**Task instructions**
Write out the material again exactly, please, and omit the pictures.

☆ ☆ ☆

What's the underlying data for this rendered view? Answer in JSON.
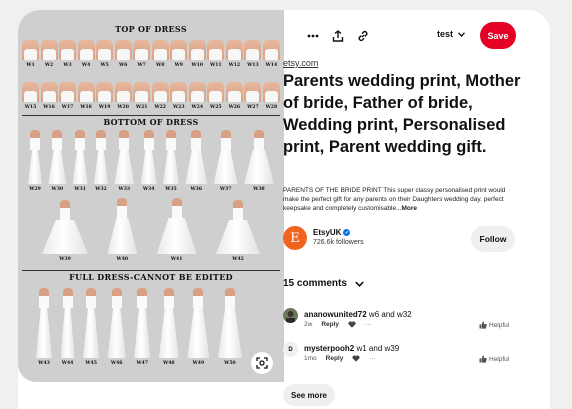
{
  "pin_image": {
    "section_titles": [
      "TOP OF DRESS",
      "BOTTOM OF DRESS",
      "FULL DRESS-CANNOT BE EDITED"
    ],
    "tops_row1": [
      "W1",
      "W2",
      "W3",
      "W4",
      "W5",
      "W6",
      "W7",
      "W8",
      "W9",
      "W10",
      "W11",
      "W12",
      "W13",
      "W14"
    ],
    "tops_row2": [
      "W15",
      "W16",
      "W17",
      "W18",
      "W19",
      "W20",
      "W21",
      "W22",
      "W23",
      "W24",
      "W25",
      "W26",
      "W27",
      "W28"
    ],
    "bottoms_row1": [
      "W29",
      "W30",
      "W31",
      "W32",
      "W33",
      "W34",
      "W35",
      "W36",
      "W37",
      "W38"
    ],
    "bottoms_row2": [
      "W39",
      "W40",
      "W41",
      "W42"
    ],
    "full_dresses": [
      "W43",
      "W44",
      "W45",
      "W46",
      "W47",
      "W48",
      "W49",
      "W50"
    ]
  },
  "toolbar": {
    "board_name": "test",
    "save_label": "Save"
  },
  "pin": {
    "source": "etsy.com",
    "title": "Parents wedding print, Mother of bride, Father of bride, Wedding print, Personalised print, Parent wedding gift.",
    "description": "PARENTS OF THE BRIDE PRINT This super classy personalised print would make the perfect gift for any parents on their Daughters wedding day. perfect keepsake and completely customisable...",
    "more_label": "More"
  },
  "creator": {
    "avatar_letter": "E",
    "name": "EtsyUK",
    "followers": "726.6k followers",
    "follow_label": "Follow",
    "avatar_color": "#f1641e"
  },
  "comments": {
    "header": "15 comments",
    "items": [
      {
        "user": "ananowunited72",
        "text": "w6 and w32",
        "age": "2w",
        "reply_label": "Reply",
        "helpful_label": "Helpful",
        "avatar_letter": ""
      },
      {
        "user": "mysterpooh2",
        "text": "w1 and w39",
        "age": "1mo",
        "reply_label": "Reply",
        "helpful_label": "Helpful",
        "avatar_letter": "D"
      }
    ],
    "see_more_label": "See more"
  },
  "colors": {
    "save_red": "#e60023",
    "verified_blue": "#0074e8",
    "button_gray": "#efefef"
  }
}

☆ ☆ ☆

**Complete answer**
What's the underlying data for this rendered view? Answer in JSON.
{
  "pin_image": {
    "section_titles": [
      "TOP OF DRESS",
      "BOTTOM OF DRESS",
      "FULL DRESS-CANNOT BE EDITED"
    ],
    "tops_row1": [
      "W1",
      "W2",
      "W3",
      "W4",
      "W5",
      "W6",
      "W7",
      "W8",
      "W9",
      "W10",
      "W11",
      "W12",
      "W13",
      "W14"
    ],
    "tops_row2": [
      "W15",
      "W16",
      "W17",
      "W18",
      "W19",
      "W20",
      "W21",
      "W22",
      "W23",
      "W24",
      "W25",
      "W26",
      "W27",
      "W28"
    ],
    "bottoms_row1": [
      "W29",
      "W30",
      "W31",
      "W32",
      "W33",
      "W34",
      "W35",
      "W36",
      "W37",
      "W38"
    ],
    "bottoms_row2": [
      "W39",
      "W40",
      "W41",
      "W42"
    ],
    "full_dresses": [
      "W43",
      "W44",
      "W45",
      "W46",
      "W47",
      "W48",
      "W49",
      "W50"
    ]
  },
  "toolbar": {
    "board_name": "test",
    "save_label": "Save"
  },
  "pin": {
    "source": "etsy.com",
    "title": "Parents wedding print, Mother of bride, Father of bride, Wedding print, Personalised print, Parent wedding gift.",
    "description": "PARENTS OF THE BRIDE PRINT This super classy personalised print would make the perfect gift for any parents on their Daughters wedding day. perfect keepsake and completely customisable...",
    "more_label": "More"
  },
  "creator": {
    "avatar_letter": "E",
    "name": "EtsyUK",
    "followers": "726.6k followers",
    "follow_label": "Follow",
    "avatar_color": "#f1641e"
  },
  "comments": {
    "header": "15 comments",
    "items": [
      {
        "user": "ananowunited72",
        "text": "w6 and w32",
        "age": "2w",
        "reply_label": "Reply",
        "helpful_label": "Helpful",
        "avatar_letter": ""
      },
      {
        "user": "mysterpooh2",
        "text": "w1 and w39",
        "age": "1mo",
        "reply_label": "Reply",
        "helpful_label": "Helpful",
        "avatar_letter": "D"
      }
    ],
    "see_more_label": "See more"
  },
  "colors": {
    "save_red": "#e60023",
    "verified_blue": "#0074e8",
    "button_gray": "#efefef"
  }
}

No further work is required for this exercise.